start Data provided

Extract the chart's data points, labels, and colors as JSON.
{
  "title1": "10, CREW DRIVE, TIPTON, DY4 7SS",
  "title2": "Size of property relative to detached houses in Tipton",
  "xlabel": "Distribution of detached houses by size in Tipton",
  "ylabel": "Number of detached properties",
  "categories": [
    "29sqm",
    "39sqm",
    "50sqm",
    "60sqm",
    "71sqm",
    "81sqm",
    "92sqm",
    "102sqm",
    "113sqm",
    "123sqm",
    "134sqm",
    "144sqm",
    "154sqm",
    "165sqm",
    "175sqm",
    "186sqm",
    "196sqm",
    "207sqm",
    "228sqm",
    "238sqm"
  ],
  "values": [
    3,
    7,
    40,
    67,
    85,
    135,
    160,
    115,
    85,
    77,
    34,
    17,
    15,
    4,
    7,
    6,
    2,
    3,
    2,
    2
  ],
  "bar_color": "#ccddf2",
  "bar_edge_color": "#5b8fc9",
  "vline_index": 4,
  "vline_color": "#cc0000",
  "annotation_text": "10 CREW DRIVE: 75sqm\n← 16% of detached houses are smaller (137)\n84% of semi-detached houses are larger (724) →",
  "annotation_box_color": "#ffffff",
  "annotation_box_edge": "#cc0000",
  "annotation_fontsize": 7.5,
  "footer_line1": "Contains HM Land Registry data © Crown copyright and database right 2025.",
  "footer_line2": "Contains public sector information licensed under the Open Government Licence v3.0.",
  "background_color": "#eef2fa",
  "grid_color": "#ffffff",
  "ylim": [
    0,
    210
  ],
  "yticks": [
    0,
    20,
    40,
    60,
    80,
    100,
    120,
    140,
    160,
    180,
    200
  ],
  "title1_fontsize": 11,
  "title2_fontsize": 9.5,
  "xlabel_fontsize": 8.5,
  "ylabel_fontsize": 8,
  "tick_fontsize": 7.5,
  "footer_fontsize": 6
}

end Data provided

» Written instruction
Reproduce each entry from the records above, character for character.

» Expected answer
Extract the chart's data points, labels, and colors as JSON.
{
  "title1": "10, CREW DRIVE, TIPTON, DY4 7SS",
  "title2": "Size of property relative to detached houses in Tipton",
  "xlabel": "Distribution of detached houses by size in Tipton",
  "ylabel": "Number of detached properties",
  "categories": [
    "29sqm",
    "39sqm",
    "50sqm",
    "60sqm",
    "71sqm",
    "81sqm",
    "92sqm",
    "102sqm",
    "113sqm",
    "123sqm",
    "134sqm",
    "144sqm",
    "154sqm",
    "165sqm",
    "175sqm",
    "186sqm",
    "196sqm",
    "207sqm",
    "228sqm",
    "238sqm"
  ],
  "values": [
    3,
    7,
    40,
    67,
    85,
    135,
    160,
    115,
    85,
    77,
    34,
    17,
    15,
    4,
    7,
    6,
    2,
    3,
    2,
    2
  ],
  "bar_color": "#ccddf2",
  "bar_edge_color": "#5b8fc9",
  "vline_index": 4,
  "vline_color": "#cc0000",
  "annotation_text": "10 CREW DRIVE: 75sqm\n← 16% of detached houses are smaller (137)\n84% of semi-detached houses are larger (724) →",
  "annotation_box_color": "#ffffff",
  "annotation_box_edge": "#cc0000",
  "annotation_fontsize": 7.5,
  "footer_line1": "Contains HM Land Registry data © Crown copyright and database right 2025.",
  "footer_line2": "Contains public sector information licensed under the Open Government Licence v3.0.",
  "background_color": "#eef2fa",
  "grid_color": "#ffffff",
  "ylim": [
    0,
    210
  ],
  "yticks": [
    0,
    20,
    40,
    60,
    80,
    100,
    120,
    140,
    160,
    180,
    200
  ],
  "title1_fontsize": 11,
  "title2_fontsize": 9.5,
  "xlabel_fontsize": 8.5,
  "ylabel_fontsize": 8,
  "tick_fontsize": 7.5,
  "footer_fontsize": 6
}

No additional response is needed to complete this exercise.